---------- Dataset extract

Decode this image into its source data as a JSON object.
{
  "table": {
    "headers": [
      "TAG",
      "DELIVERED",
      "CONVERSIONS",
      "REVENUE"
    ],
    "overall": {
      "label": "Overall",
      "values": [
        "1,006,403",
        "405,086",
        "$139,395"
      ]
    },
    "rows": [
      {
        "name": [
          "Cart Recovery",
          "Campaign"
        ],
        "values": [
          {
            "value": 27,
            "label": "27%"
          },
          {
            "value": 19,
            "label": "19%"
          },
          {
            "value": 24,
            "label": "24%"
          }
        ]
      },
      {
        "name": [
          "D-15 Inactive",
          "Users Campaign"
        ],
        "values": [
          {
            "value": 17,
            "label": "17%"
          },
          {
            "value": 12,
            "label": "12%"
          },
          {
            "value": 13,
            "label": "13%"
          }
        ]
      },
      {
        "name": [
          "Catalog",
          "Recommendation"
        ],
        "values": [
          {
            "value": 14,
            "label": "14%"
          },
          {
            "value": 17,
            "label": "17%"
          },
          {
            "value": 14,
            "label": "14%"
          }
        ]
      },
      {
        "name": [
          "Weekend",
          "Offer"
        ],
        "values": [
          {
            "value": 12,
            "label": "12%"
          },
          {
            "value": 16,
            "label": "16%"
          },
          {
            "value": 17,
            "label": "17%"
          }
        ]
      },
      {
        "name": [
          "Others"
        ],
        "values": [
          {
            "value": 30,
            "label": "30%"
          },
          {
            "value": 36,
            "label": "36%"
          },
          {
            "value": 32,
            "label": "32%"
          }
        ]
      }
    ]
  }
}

--------------------

• **Task description**:
Send back all of the entries exactly, with nothing missing.

• **Exercise solution**:
Decode this image into its source data as a JSON object.
{
  "table": {
    "headers": [
      "TAG",
      "DELIVERED",
      "CONVERSIONS",
      "REVENUE"
    ],
    "overall": {
      "label": "Overall",
      "values": [
        "1,006,403",
        "405,086",
        "$139,395"
      ]
    },
    "rows": [
      {
        "name": [
          "Cart Recovery",
          "Campaign"
        ],
        "values": [
          {
            "value": 27,
            "label": "27%"
          },
          {
            "value": 19,
            "label": "19%"
          },
          {
            "value": 24,
            "label": "24%"
          }
        ]
      },
      {
        "name": [
          "D-15 Inactive",
          "Users Campaign"
        ],
        "values": [
          {
            "value": 17,
            "label": "17%"
          },
          {
            "value": 12,
            "label": "12%"
          },
          {
            "value": 13,
            "label": "13%"
          }
        ]
      },
      {
        "name": [
          "Catalog",
          "Recommendation"
        ],
        "values": [
          {
            "value": 14,
            "label": "14%"
          },
          {
            "value": 17,
            "label": "17%"
          },
          {
            "value": 14,
            "label": "14%"
          }
        ]
      },
      {
        "name": [
          "Weekend",
          "Offer"
        ],
        "values": [
          {
            "value": 12,
            "label": "12%"
          },
          {
            "value": 16,
            "label": "16%"
          },
          {
            "value": 17,
            "label": "17%"
          }
        ]
      },
      {
        "name": [
          "Others"
        ],
        "values": [
          {
            "value": 30,
            "label": "30%"
          },
          {
            "value": 36,
            "label": "36%"
          },
          {
            "value": 32,
            "label": "32%"
          }
        ]
      }
    ]
  }
}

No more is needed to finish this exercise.